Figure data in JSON
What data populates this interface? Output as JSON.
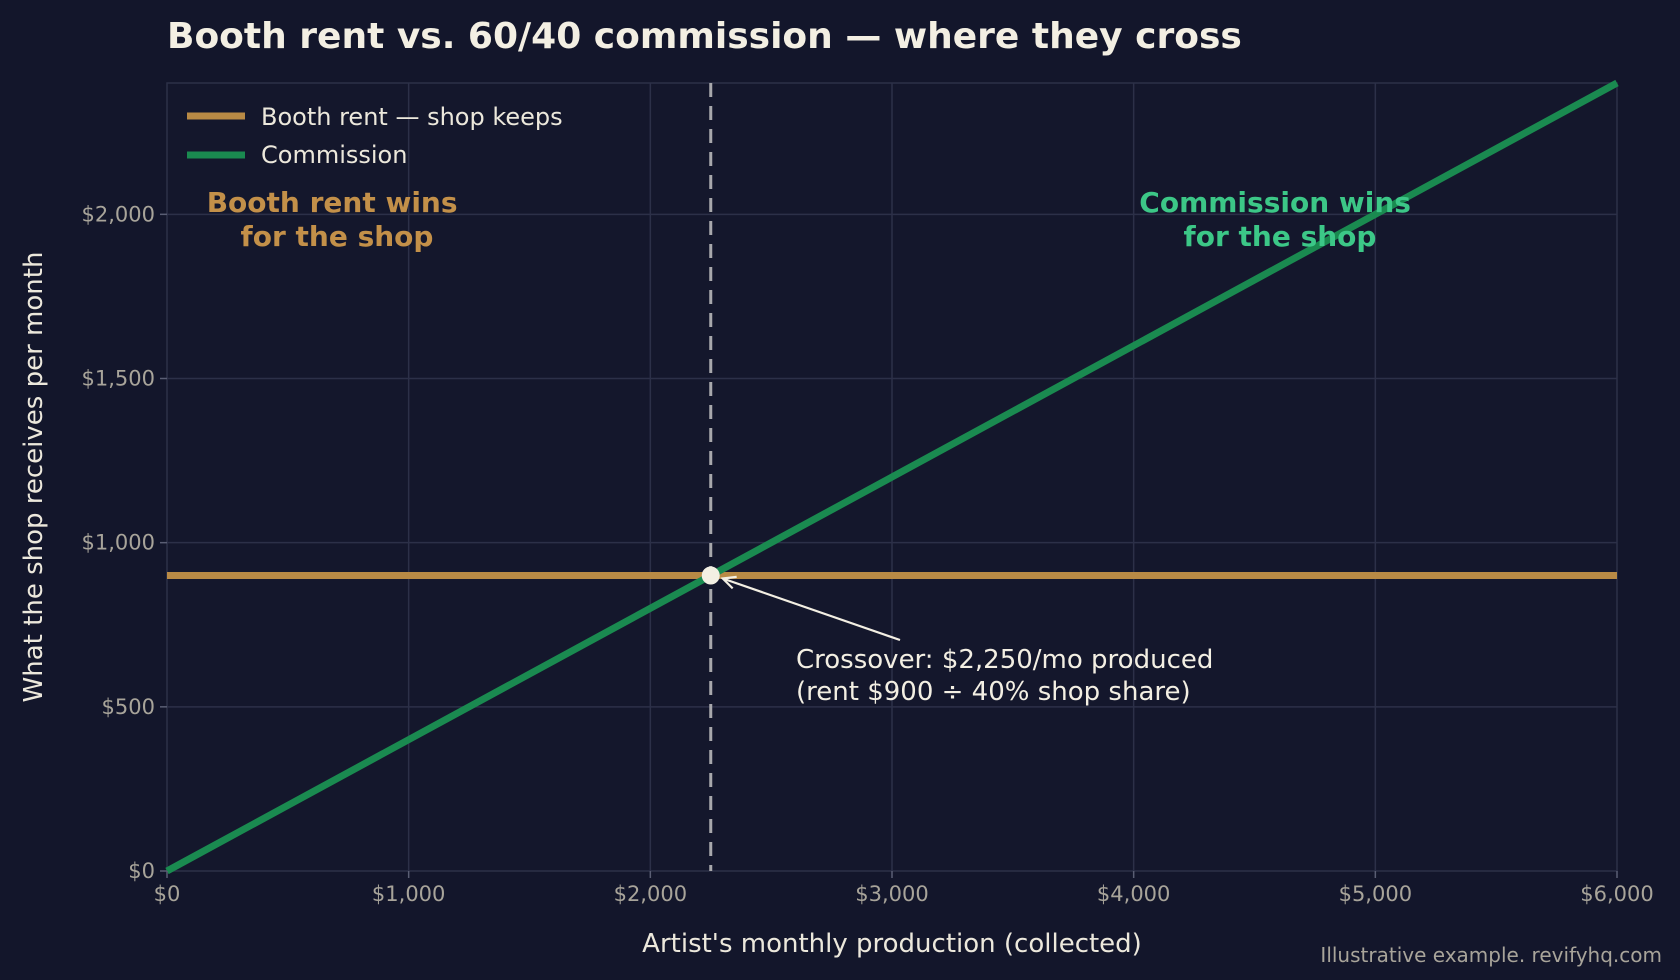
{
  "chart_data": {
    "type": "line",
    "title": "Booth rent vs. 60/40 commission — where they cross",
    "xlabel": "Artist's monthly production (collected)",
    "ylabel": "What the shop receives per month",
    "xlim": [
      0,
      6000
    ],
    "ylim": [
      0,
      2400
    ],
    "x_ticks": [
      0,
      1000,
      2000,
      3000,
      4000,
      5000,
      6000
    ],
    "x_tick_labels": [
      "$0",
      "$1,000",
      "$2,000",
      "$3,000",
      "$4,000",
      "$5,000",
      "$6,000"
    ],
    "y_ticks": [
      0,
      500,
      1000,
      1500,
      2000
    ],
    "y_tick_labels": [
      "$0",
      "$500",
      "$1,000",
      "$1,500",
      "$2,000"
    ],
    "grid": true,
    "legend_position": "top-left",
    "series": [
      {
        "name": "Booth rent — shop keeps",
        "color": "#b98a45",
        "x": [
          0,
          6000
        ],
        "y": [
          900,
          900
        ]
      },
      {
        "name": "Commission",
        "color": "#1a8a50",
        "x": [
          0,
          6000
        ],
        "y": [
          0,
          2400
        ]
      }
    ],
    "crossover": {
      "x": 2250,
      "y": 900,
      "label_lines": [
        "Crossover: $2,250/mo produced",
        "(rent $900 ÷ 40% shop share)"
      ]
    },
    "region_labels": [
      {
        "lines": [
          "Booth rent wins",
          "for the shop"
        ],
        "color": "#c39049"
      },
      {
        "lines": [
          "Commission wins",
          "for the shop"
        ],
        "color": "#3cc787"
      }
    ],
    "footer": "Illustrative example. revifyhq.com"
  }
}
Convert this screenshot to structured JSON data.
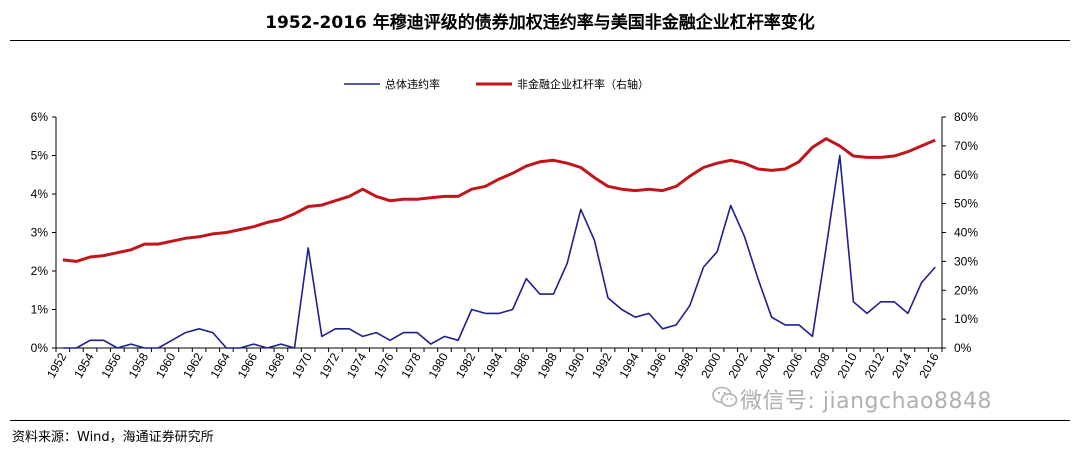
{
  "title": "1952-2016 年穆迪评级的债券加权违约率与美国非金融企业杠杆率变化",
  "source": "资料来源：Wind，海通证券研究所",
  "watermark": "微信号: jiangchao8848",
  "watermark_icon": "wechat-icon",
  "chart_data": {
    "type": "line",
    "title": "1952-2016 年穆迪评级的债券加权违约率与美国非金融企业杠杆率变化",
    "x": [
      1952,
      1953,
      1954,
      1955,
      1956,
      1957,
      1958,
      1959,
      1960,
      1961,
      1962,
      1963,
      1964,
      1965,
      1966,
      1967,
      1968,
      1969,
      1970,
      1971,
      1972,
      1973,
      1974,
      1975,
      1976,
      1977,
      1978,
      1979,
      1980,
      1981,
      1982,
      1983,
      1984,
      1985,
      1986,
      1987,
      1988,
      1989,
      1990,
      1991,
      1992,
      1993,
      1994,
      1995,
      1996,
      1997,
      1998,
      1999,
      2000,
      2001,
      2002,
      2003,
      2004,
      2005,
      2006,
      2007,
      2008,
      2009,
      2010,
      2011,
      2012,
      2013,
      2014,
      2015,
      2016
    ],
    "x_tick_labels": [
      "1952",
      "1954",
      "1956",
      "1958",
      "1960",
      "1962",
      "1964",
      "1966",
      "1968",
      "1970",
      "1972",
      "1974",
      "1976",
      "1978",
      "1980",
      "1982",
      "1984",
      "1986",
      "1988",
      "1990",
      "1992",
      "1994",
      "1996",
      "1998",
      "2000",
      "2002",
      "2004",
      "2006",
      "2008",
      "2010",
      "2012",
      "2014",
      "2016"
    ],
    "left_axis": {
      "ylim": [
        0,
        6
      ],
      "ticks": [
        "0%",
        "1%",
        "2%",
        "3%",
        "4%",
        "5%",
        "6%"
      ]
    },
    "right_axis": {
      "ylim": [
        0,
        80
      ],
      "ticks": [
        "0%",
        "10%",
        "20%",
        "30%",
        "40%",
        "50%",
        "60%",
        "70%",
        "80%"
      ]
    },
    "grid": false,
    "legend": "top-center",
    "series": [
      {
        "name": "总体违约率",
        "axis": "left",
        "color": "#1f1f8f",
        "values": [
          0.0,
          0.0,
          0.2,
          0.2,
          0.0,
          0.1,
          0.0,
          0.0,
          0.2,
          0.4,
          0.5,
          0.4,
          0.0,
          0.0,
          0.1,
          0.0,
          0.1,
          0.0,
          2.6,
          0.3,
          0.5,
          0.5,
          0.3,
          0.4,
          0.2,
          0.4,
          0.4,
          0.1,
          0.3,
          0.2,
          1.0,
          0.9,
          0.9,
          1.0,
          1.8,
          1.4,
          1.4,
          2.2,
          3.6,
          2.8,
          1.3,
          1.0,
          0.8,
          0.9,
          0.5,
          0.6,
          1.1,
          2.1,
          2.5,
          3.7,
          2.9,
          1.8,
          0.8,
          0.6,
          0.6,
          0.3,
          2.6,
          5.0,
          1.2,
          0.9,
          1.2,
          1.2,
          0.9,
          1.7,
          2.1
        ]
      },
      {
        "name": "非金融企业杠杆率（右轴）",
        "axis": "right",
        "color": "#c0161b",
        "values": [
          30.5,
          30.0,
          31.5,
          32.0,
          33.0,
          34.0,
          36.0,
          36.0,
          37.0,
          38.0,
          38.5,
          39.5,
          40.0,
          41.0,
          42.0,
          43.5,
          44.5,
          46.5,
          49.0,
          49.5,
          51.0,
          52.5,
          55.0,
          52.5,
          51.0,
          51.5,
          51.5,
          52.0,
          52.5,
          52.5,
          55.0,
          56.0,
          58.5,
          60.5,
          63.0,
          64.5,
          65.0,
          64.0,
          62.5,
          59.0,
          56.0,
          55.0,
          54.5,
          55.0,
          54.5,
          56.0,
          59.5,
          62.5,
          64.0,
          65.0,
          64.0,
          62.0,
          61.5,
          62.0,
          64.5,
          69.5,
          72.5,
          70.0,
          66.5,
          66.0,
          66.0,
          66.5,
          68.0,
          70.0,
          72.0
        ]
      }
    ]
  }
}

### Directions
Return the entries unchanged, save for the pictures, which do not belong in the copy.

### Written answer
What data populates this interface? Output as JSON.
{
  "chart_data": {
    "type": "line",
    "title": "Booth rent vs. 60/40 commission — where they cross",
    "xlabel": "Artist's monthly production (collected)",
    "ylabel": "What the shop receives per month",
    "xlim": [
      0,
      6000
    ],
    "ylim": [
      0,
      2400
    ],
    "x_ticks": [
      0,
      1000,
      2000,
      3000,
      4000,
      5000,
      6000
    ],
    "x_tick_labels": [
      "$0",
      "$1,000",
      "$2,000",
      "$3,000",
      "$4,000",
      "$5,000",
      "$6,000"
    ],
    "y_ticks": [
      0,
      500,
      1000,
      1500,
      2000
    ],
    "y_tick_labels": [
      "$0",
      "$500",
      "$1,000",
      "$1,500",
      "$2,000"
    ],
    "grid": true,
    "legend_position": "top-left",
    "series": [
      {
        "name": "Booth rent — shop keeps",
        "color": "#b98a45",
        "x": [
          0,
          6000
        ],
        "y": [
          900,
          900
        ]
      },
      {
        "name": "Commission",
        "color": "#1a8a50",
        "x": [
          0,
          6000
        ],
        "y": [
          0,
          2400
        ]
      }
    ],
    "crossover": {
      "x": 2250,
      "y": 900,
      "label_lines": [
        "Crossover: $2,250/mo produced",
        "(rent $900 ÷ 40% shop share)"
      ]
    },
    "region_labels": [
      {
        "lines": [
          "Booth rent wins",
          "for the shop"
        ],
        "color": "#c39049"
      },
      {
        "lines": [
          "Commission wins",
          "for the shop"
        ],
        "color": "#3cc787"
      }
    ],
    "footer": "Illustrative example. revifyhq.com"
  }
}
Convert this screenshot to structured JSON data.
{
  "title": "1952-2016 年穆迪评级的债券加权违约率与美国非金融企业杠杆率变化",
  "source": "资料来源：Wind，海通证券研究所",
  "watermark": "微信号: jiangchao8848",
  "watermark_icon": "wechat-icon",
  "chart_data": {
    "type": "line",
    "title": "1952-2016 年穆迪评级的债券加权违约率与美国非金融企业杠杆率变化",
    "x": [
      1952,
      1953,
      1954,
      1955,
      1956,
      1957,
      1958,
      1959,
      1960,
      1961,
      1962,
      1963,
      1964,
      1965,
      1966,
      1967,
      1968,
      1969,
      1970,
      1971,
      1972,
      1973,
      1974,
      1975,
      1976,
      1977,
      1978,
      1979,
      1980,
      1981,
      1982,
      1983,
      1984,
      1985,
      1986,
      1987,
      1988,
      1989,
      1990,
      1991,
      1992,
      1993,
      1994,
      1995,
      1996,
      1997,
      1998,
      1999,
      2000,
      2001,
      2002,
      2003,
      2004,
      2005,
      2006,
      2007,
      2008,
      2009,
      2010,
      2011,
      2012,
      2013,
      2014,
      2015,
      2016
    ],
    "x_tick_labels": [
      "1952",
      "1954",
      "1956",
      "1958",
      "1960",
      "1962",
      "1964",
      "1966",
      "1968",
      "1970",
      "1972",
      "1974",
      "1976",
      "1978",
      "1980",
      "1982",
      "1984",
      "1986",
      "1988",
      "1990",
      "1992",
      "1994",
      "1996",
      "1998",
      "2000",
      "2002",
      "2004",
      "2006",
      "2008",
      "2010",
      "2012",
      "2014",
      "2016"
    ],
    "left_axis": {
      "ylim": [
        0,
        6
      ],
      "ticks": [
        "0%",
        "1%",
        "2%",
        "3%",
        "4%",
        "5%",
        "6%"
      ]
    },
    "right_axis": {
      "ylim": [
        0,
        80
      ],
      "ticks": [
        "0%",
        "10%",
        "20%",
        "30%",
        "40%",
        "50%",
        "60%",
        "70%",
        "80%"
      ]
    },
    "grid": false,
    "legend": "top-center",
    "series": [
      {
        "name": "总体违约率",
        "axis": "left",
        "color": "#1f1f8f",
        "values": [
          0.0,
          0.0,
          0.2,
          0.2,
          0.0,
          0.1,
          0.0,
          0.0,
          0.2,
          0.4,
          0.5,
          0.4,
          0.0,
          0.0,
          0.1,
          0.0,
          0.1,
          0.0,
          2.6,
          0.3,
          0.5,
          0.5,
          0.3,
          0.4,
          0.2,
          0.4,
          0.4,
          0.1,
          0.3,
          0.2,
          1.0,
          0.9,
          0.9,
          1.0,
          1.8,
          1.4,
          1.4,
          2.2,
          3.6,
          2.8,
          1.3,
          1.0,
          0.8,
          0.9,
          0.5,
          0.6,
          1.1,
          2.1,
          2.5,
          3.7,
          2.9,
          1.8,
          0.8,
          0.6,
          0.6,
          0.3,
          2.6,
          5.0,
          1.2,
          0.9,
          1.2,
          1.2,
          0.9,
          1.7,
          2.1
        ]
      },
      {
        "name": "非金融企业杠杆率（右轴）",
        "axis": "right",
        "color": "#c0161b",
        "values": [
          30.5,
          30.0,
          31.5,
          32.0,
          33.0,
          34.0,
          36.0,
          36.0,
          37.0,
          38.0,
          38.5,
          39.5,
          40.0,
          41.0,
          42.0,
          43.5,
          44.5,
          46.5,
          49.0,
          49.5,
          51.0,
          52.5,
          55.0,
          52.5,
          51.0,
          51.5,
          51.5,
          52.0,
          52.5,
          52.5,
          55.0,
          56.0,
          58.5,
          60.5,
          63.0,
          64.5,
          65.0,
          64.0,
          62.5,
          59.0,
          56.0,
          55.0,
          54.5,
          55.0,
          54.5,
          56.0,
          59.5,
          62.5,
          64.0,
          65.0,
          64.0,
          62.0,
          61.5,
          62.0,
          64.5,
          69.5,
          72.5,
          70.0,
          66.5,
          66.0,
          66.0,
          66.5,
          68.0,
          70.0,
          72.0
        ]
      }
    ]
  }
}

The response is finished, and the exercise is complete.